>> BEGIN

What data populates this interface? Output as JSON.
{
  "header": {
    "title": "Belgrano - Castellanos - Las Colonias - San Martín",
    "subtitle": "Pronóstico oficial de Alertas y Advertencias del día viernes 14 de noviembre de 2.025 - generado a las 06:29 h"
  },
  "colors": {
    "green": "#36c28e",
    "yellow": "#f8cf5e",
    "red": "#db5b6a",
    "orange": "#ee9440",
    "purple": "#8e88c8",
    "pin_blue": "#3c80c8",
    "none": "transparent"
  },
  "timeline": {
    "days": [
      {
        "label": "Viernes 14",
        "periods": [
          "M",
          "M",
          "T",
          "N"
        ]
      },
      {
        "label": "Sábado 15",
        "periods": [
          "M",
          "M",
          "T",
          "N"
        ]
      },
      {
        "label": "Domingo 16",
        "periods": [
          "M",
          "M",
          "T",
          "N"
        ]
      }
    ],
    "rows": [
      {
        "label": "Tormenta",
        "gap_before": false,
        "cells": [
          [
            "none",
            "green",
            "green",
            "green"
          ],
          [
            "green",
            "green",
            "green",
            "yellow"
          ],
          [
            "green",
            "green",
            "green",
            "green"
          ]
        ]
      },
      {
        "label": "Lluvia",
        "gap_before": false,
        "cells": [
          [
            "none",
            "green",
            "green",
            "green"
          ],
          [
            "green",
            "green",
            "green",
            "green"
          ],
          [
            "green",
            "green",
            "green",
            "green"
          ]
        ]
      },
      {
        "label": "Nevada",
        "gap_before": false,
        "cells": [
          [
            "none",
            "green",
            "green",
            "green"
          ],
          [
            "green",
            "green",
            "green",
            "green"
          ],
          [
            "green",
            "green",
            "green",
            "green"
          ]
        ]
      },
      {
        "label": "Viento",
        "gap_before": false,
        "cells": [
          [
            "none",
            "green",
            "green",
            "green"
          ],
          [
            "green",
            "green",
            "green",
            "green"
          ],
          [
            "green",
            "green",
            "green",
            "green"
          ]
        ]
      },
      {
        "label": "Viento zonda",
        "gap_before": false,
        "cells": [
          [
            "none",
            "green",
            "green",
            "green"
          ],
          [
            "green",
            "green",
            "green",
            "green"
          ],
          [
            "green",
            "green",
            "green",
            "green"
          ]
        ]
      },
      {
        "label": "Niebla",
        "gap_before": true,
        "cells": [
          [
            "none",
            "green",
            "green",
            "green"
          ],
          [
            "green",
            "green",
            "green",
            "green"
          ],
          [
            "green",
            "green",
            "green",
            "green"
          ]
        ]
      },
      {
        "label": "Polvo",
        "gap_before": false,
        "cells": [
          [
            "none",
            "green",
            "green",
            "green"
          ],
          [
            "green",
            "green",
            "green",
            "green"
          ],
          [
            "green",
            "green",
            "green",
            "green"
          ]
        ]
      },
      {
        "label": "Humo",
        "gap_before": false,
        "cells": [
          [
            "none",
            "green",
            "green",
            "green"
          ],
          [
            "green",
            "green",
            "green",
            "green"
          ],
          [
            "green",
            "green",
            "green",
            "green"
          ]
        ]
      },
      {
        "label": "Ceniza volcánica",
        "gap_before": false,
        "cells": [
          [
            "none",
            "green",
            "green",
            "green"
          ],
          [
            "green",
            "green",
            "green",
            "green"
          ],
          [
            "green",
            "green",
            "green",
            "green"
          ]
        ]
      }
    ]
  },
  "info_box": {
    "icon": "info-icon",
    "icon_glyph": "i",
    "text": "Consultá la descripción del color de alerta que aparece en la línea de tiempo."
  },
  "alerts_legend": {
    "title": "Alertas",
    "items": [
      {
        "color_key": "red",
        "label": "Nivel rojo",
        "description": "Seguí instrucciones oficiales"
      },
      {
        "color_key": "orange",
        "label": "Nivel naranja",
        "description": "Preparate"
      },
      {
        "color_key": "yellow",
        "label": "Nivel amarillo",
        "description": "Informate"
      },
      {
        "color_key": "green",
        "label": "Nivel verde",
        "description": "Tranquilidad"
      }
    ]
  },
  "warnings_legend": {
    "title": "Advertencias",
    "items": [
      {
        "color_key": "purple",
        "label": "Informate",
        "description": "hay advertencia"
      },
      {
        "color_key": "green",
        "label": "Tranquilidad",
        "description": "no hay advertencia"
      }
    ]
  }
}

>> END

> _WORK REQUIRED_
Collect each line of the entries that has the word "description", copying it in full.

> _ANSWER BELOW_
        "description": "Seguí instrucciones oficiales"
        "description": "Preparate"
        "description": "Informate"
        "description": "Tranquilidad"
        "description": "hay advertencia"
        "description": "no hay advertencia"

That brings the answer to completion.